(Lines of data)
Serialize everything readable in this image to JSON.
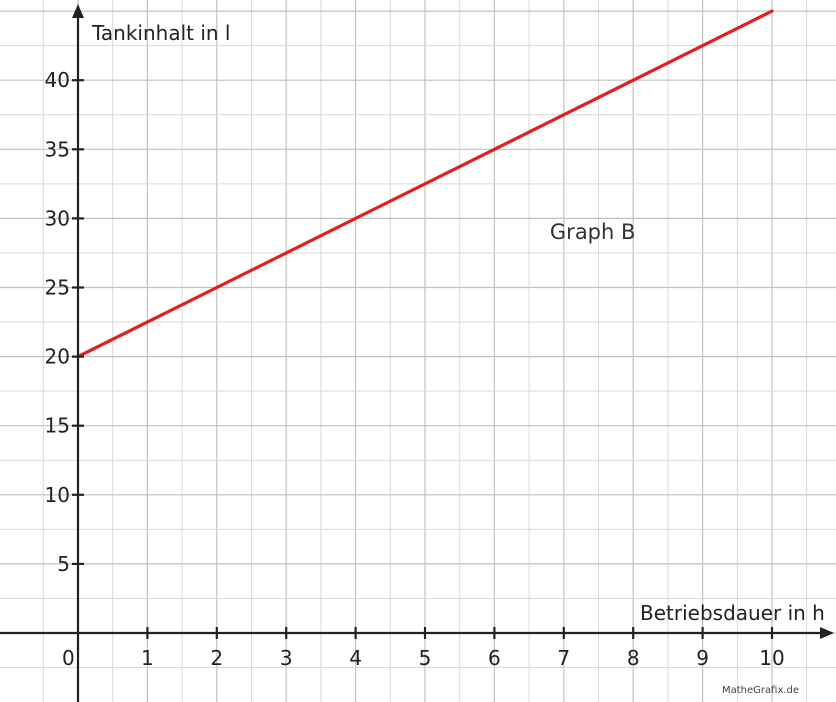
{
  "chart_data": {
    "type": "line",
    "title": "",
    "xlabel": "Betriebsdauer in h",
    "ylabel": "Tankinhalt in l",
    "xlim": [
      0,
      10.75
    ],
    "ylim": [
      0,
      44.5
    ],
    "x_ticks": [
      1,
      2,
      3,
      4,
      5,
      6,
      7,
      8,
      9,
      10
    ],
    "y_ticks": [
      5,
      10,
      15,
      20,
      25,
      30,
      35,
      40
    ],
    "origin_label": "0",
    "grid": true,
    "series": [
      {
        "color": "#e02020",
        "x": [
          0,
          10
        ],
        "y": [
          20,
          45
        ]
      }
    ],
    "annotations": [
      {
        "text": "Graph B",
        "x": 6.8,
        "y": 28.5
      }
    ],
    "credit": "MatheGrafix.de"
  }
}
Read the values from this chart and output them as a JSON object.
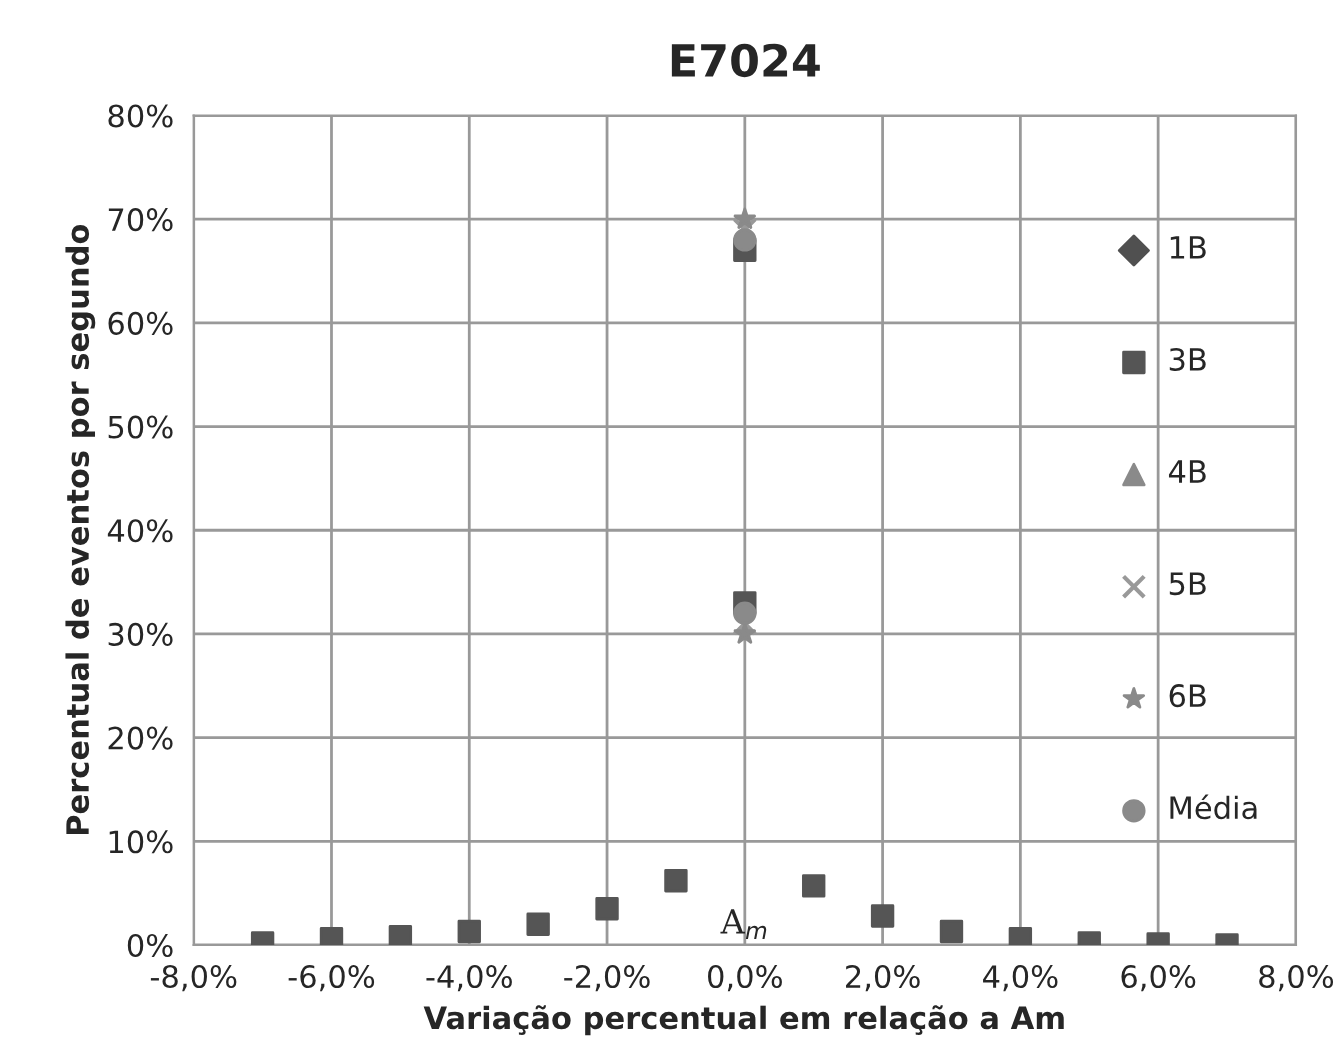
{
  "chart_data": {
    "type": "scatter",
    "title": "E7024",
    "xlabel": "Variação percentual em relação a Am",
    "ylabel": "Percentual de eventos por segundo",
    "x": [
      -7,
      -6,
      -5,
      -4,
      -3,
      -2,
      -1,
      0,
      0,
      1,
      2,
      3,
      4,
      5,
      6,
      7
    ],
    "series": [
      {
        "name": "1B",
        "color": "#505050",
        "marker": "diamond",
        "values": [
          null,
          null,
          null,
          null,
          null,
          null,
          null,
          null,
          null,
          null,
          null,
          null,
          null,
          null,
          null,
          null
        ]
      },
      {
        "name": "3B",
        "color": "#555555",
        "marker": "square",
        "values": [
          0.2,
          0.6,
          0.8,
          1.3,
          2.0,
          3.5,
          6.2,
          67,
          33,
          5.7,
          2.8,
          1.3,
          0.6,
          0.2,
          0.1,
          0.0
        ]
      },
      {
        "name": "4B",
        "color": "#8a8a8a",
        "marker": "triangle",
        "values": [
          null,
          null,
          null,
          null,
          null,
          null,
          null,
          null,
          null,
          null,
          null,
          null,
          null,
          null,
          null,
          null
        ]
      },
      {
        "name": "5B",
        "color": "#999999",
        "marker": "cross",
        "values": [
          null,
          null,
          null,
          null,
          null,
          null,
          null,
          69,
          31,
          null,
          null,
          null,
          null,
          null,
          null,
          null
        ]
      },
      {
        "name": "6B",
        "color": "#8a8a8a",
        "marker": "star",
        "values": [
          null,
          null,
          null,
          null,
          null,
          null,
          null,
          70,
          30,
          null,
          null,
          null,
          null,
          null,
          null,
          null
        ]
      },
      {
        "name": "Média",
        "color": "#8a8a8a",
        "marker": "circle",
        "values": [
          null,
          null,
          null,
          null,
          null,
          null,
          null,
          68,
          32,
          null,
          null,
          null,
          null,
          null,
          null,
          null
        ]
      }
    ],
    "xlim": [
      -8,
      8
    ],
    "ylim": [
      0,
      80
    ],
    "xticks": [
      {
        "value": -8,
        "label": "-8,0%"
      },
      {
        "value": -6,
        "label": "-6,0%"
      },
      {
        "value": -4,
        "label": "-4,0%"
      },
      {
        "value": -2,
        "label": "-2,0%"
      },
      {
        "value": 0,
        "label": "0,0%"
      },
      {
        "value": 2,
        "label": "2,0%"
      },
      {
        "value": 4,
        "label": "4,0%"
      },
      {
        "value": 6,
        "label": "6,0%"
      },
      {
        "value": 8,
        "label": "8,0%"
      }
    ],
    "yticks": [
      {
        "value": 0,
        "label": "0%"
      },
      {
        "value": 10,
        "label": "10%"
      },
      {
        "value": 20,
        "label": "20%"
      },
      {
        "value": 30,
        "label": "30%"
      },
      {
        "value": 40,
        "label": "40%"
      },
      {
        "value": 50,
        "label": "50%"
      },
      {
        "value": 60,
        "label": "60%"
      },
      {
        "value": 70,
        "label": "70%"
      },
      {
        "value": 80,
        "label": "80%"
      }
    ],
    "annotations": [
      "A$_{m}$"
    ],
    "grid": true,
    "legend": "right"
  }
}
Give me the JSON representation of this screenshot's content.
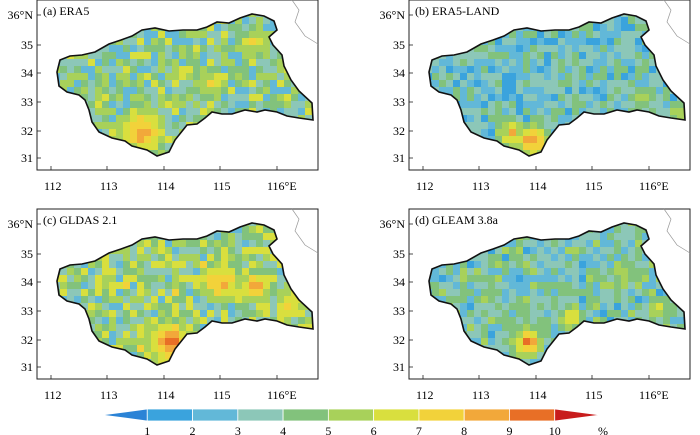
{
  "panels": [
    {
      "id": "a",
      "label": "(a) ERA5"
    },
    {
      "id": "b",
      "label": "(b) ERA5-LAND"
    },
    {
      "id": "c",
      "label": "(c) GLDAS 2.1"
    },
    {
      "id": "d",
      "label": "(d) GLEAM 3.8a"
    }
  ],
  "axes": {
    "lon_ticks": [
      "112",
      "113",
      "114",
      "115",
      "116°E"
    ],
    "lat_ticks": [
      "36°N",
      "35",
      "34",
      "33",
      "32",
      "31"
    ]
  },
  "colorbar": {
    "ticks": [
      "1",
      "2",
      "3",
      "4",
      "5",
      "6",
      "7",
      "8",
      "9",
      "10"
    ],
    "unit": "%",
    "colors": [
      "#2b83d6",
      "#3aa3dd",
      "#62b8d8",
      "#8cc7b8",
      "#82c27c",
      "#a8d15a",
      "#d9df3e",
      "#f2d23a",
      "#f2a83a",
      "#e86f26",
      "#c81c1c"
    ]
  }
}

SHORT TASK:
All the material shown above is to be copied exactly, with no pictures carried over.

RESULT OF THIS EXERCISE:
Serialize everything readable in this image to JSON.
{
  "chart_data": {
    "type": "line",
    "title": "",
    "xlabel": "Betriebsdauer in h",
    "ylabel": "Tankinhalt in l",
    "xlim": [
      0,
      10.75
    ],
    "ylim": [
      0,
      44.5
    ],
    "x_ticks": [
      1,
      2,
      3,
      4,
      5,
      6,
      7,
      8,
      9,
      10
    ],
    "y_ticks": [
      5,
      10,
      15,
      20,
      25,
      30,
      35,
      40
    ],
    "origin_label": "0",
    "grid": true,
    "series": [
      {
        "color": "#e02020",
        "x": [
          0,
          10
        ],
        "y": [
          20,
          45
        ]
      }
    ],
    "annotations": [
      {
        "text": "Graph B",
        "x": 6.8,
        "y": 28.5
      }
    ],
    "credit": "MatheGrafix.de"
  }
}
Read the values from this chart and output them as a JSON object.
{
  "chart_data": {
    "type": "scatter",
    "title": "E7024",
    "xlabel": "Variação percentual em relação a Am",
    "ylabel": "Percentual de eventos por segundo",
    "x": [
      -7,
      -6,
      -5,
      -4,
      -3,
      -2,
      -1,
      0,
      0,
      1,
      2,
      3,
      4,
      5,
      6,
      7
    ],
    "series": [
      {
        "name": "1B",
        "color": "#505050",
        "marker": "diamond",
        "values": [
          null,
          null,
          null,
          null,
          null,
          null,
          null,
          null,
          null,
          null,
          null,
          null,
          null,
          null,
          null,
          null
        ]
      },
      {
        "name": "3B",
        "color": "#555555",
        "marker": "square",
        "values": [
          0.2,
          0.6,
          0.8,
          1.3,
          2.0,
          3.5,
          6.2,
          67,
          33,
          5.7,
          2.8,
          1.3,
          0.6,
          0.2,
          0.1,
          0.0
        ]
      },
      {
        "name": "4B",
        "color": "#8a8a8a",
        "marker": "triangle",
        "values": [
          null,
          null,
          null,
          null,
          null,
          null,
          null,
          null,
          null,
          null,
          null,
          null,
          null,
          null,
          null,
          null
        ]
      },
      {
        "name": "5B",
        "color": "#999999",
        "marker": "cross",
        "values": [
          null,
          null,
          null,
          null,
          null,
          null,
          null,
          69,
          31,
          null,
          null,
          null,
          null,
          null,
          null,
          null
        ]
      },
      {
        "name": "6B",
        "color": "#8a8a8a",
        "marker": "star",
        "values": [
          null,
          null,
          null,
          null,
          null,
          null,
          null,
          70,
          30,
          null,
          null,
          null,
          null,
          null,
          null,
          null
        ]
      },
      {
        "name": "Média",
        "color": "#8a8a8a",
        "marker": "circle",
        "values": [
          null,
          null,
          null,
          null,
          null,
          null,
          null,
          68,
          32,
          null,
          null,
          null,
          null,
          null,
          null,
          null
        ]
      }
    ],
    "xlim": [
      -8,
      8
    ],
    "ylim": [
      0,
      80
    ],
    "xticks": [
      {
        "value": -8,
        "label": "-8,0%"
      },
      {
        "value": -6,
        "label": "-6,0%"
      },
      {
        "value": -4,
        "label": "-4,0%"
      },
      {
        "value": -2,
        "label": "-2,0%"
      },
      {
        "value": 0,
        "label": "0,0%"
      },
      {
        "value": 2,
        "label": "2,0%"
      },
      {
        "value": 4,
        "label": "4,0%"
      },
      {
        "value": 6,
        "label": "6,0%"
      },
      {
        "value": 8,
        "label": "8,0%"
      }
    ],
    "yticks": [
      {
        "value": 0,
        "label": "0%"
      },
      {
        "value": 10,
        "label": "10%"
      },
      {
        "value": 20,
        "label": "20%"
      },
      {
        "value": 30,
        "label": "30%"
      },
      {
        "value": 40,
        "label": "40%"
      },
      {
        "value": 50,
        "label": "50%"
      },
      {
        "value": 60,
        "label": "60%"
      },
      {
        "value": 70,
        "label": "70%"
      },
      {
        "value": 80,
        "label": "80%"
      }
    ],
    "annotations": [
      "A$_{m}$"
    ],
    "grid": true,
    "legend": "right"
  }
}
Give me the JSON representation of this screenshot's content.
{
  "panels": [
    {
      "id": "a",
      "label": "(a) ERA5"
    },
    {
      "id": "b",
      "label": "(b) ERA5-LAND"
    },
    {
      "id": "c",
      "label": "(c) GLDAS 2.1"
    },
    {
      "id": "d",
      "label": "(d) GLEAM 3.8a"
    }
  ],
  "axes": {
    "lon_ticks": [
      "112",
      "113",
      "114",
      "115",
      "116°E"
    ],
    "lat_ticks": [
      "36°N",
      "35",
      "34",
      "33",
      "32",
      "31"
    ]
  },
  "colorbar": {
    "ticks": [
      "1",
      "2",
      "3",
      "4",
      "5",
      "6",
      "7",
      "8",
      "9",
      "10"
    ],
    "unit": "%",
    "colors": [
      "#2b83d6",
      "#3aa3dd",
      "#62b8d8",
      "#8cc7b8",
      "#82c27c",
      "#a8d15a",
      "#d9df3e",
      "#f2d23a",
      "#f2a83a",
      "#e86f26",
      "#c81c1c"
    ]
  }
}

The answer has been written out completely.